_Exercise_: All of the listing below must be repeated word for word. Pictures are the only thing to omit.

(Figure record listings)
════
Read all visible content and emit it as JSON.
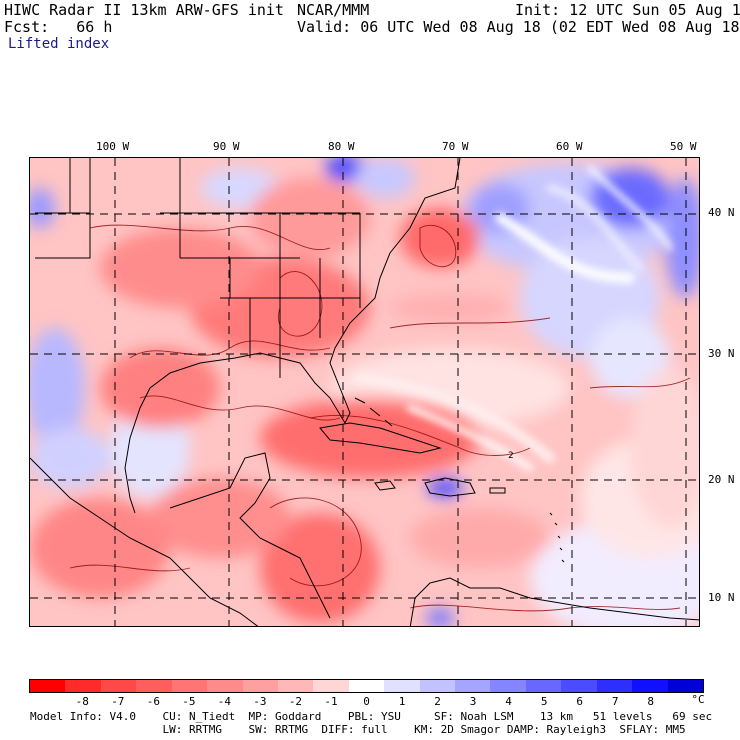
{
  "header": {
    "title": "HIWC Radar II 13km ARW-GFS init",
    "org": "NCAR/MMM",
    "init": "Init: 12 UTC Sun 05 Aug 18",
    "fcst": "Fcst:   66 h",
    "valid": "Valid: 06 UTC Wed 08 Aug 18 (02 EDT Wed 08 Aug 18)",
    "field": "Lifted index"
  },
  "map": {
    "lon_labels": [
      "100 W",
      "90 W",
      "80 W",
      "70 W",
      "60 W",
      "50 W"
    ],
    "lat_labels": [
      "40 N",
      "30 N",
      "20 N",
      "10 N"
    ],
    "contour_label": "2"
  },
  "colorbar": {
    "ticks": [
      "-8",
      "-7",
      "-6",
      "-5",
      "-4",
      "-3",
      "-2",
      "-1",
      "0",
      "1",
      "2",
      "3",
      "4",
      "5",
      "6",
      "7",
      "8"
    ],
    "unit": "°C",
    "colors": [
      "#ff0000",
      "#ff2b2b",
      "#ff4848",
      "#ff5e5e",
      "#ff7474",
      "#ff8a8a",
      "#ffa0a0",
      "#ffb8b8",
      "#ffd6d6",
      "#ffffff",
      "#e0e0ff",
      "#c2c2ff",
      "#a5a5ff",
      "#8585ff",
      "#6868ff",
      "#4b4bff",
      "#2e2eff",
      "#1010ff",
      "#0000d8"
    ]
  },
  "footer": {
    "line1": "Model Info: V4.0    CU: N_Tiedt  MP: Goddard    PBL: YSU     SF: Noah LSM    13 km   51 levels   69 sec",
    "line2": "                    LW: RRTMG    SW: RRTMG  DIFF: full    KM: 2D Smagor DAMP: Rayleigh3  SFLAY: MM5"
  }
}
════
_Final result_:
Read all visible content and emit it as JSON.
{
  "header": {
    "title": "HIWC Radar II 13km ARW-GFS init",
    "org": "NCAR/MMM",
    "init": "Init: 12 UTC Sun 05 Aug 18",
    "fcst": "Fcst:   66 h",
    "valid": "Valid: 06 UTC Wed 08 Aug 18 (02 EDT Wed 08 Aug 18)",
    "field": "Lifted index"
  },
  "map": {
    "lon_labels": [
      "100 W",
      "90 W",
      "80 W",
      "70 W",
      "60 W",
      "50 W"
    ],
    "lat_labels": [
      "40 N",
      "30 N",
      "20 N",
      "10 N"
    ],
    "contour_label": "2"
  },
  "colorbar": {
    "ticks": [
      "-8",
      "-7",
      "-6",
      "-5",
      "-4",
      "-3",
      "-2",
      "-1",
      "0",
      "1",
      "2",
      "3",
      "4",
      "5",
      "6",
      "7",
      "8"
    ],
    "unit": "°C",
    "colors": [
      "#ff0000",
      "#ff2b2b",
      "#ff4848",
      "#ff5e5e",
      "#ff7474",
      "#ff8a8a",
      "#ffa0a0",
      "#ffb8b8",
      "#ffd6d6",
      "#ffffff",
      "#e0e0ff",
      "#c2c2ff",
      "#a5a5ff",
      "#8585ff",
      "#6868ff",
      "#4b4bff",
      "#2e2eff",
      "#1010ff",
      "#0000d8"
    ]
  },
  "footer": {
    "line1": "Model Info: V4.0    CU: N_Tiedt  MP: Goddard    PBL: YSU     SF: Noah LSM    13 km   51 levels   69 sec",
    "line2": "                    LW: RRTMG    SW: RRTMG  DIFF: full    KM: 2D Smagor DAMP: Rayleigh3  SFLAY: MM5"
  }
}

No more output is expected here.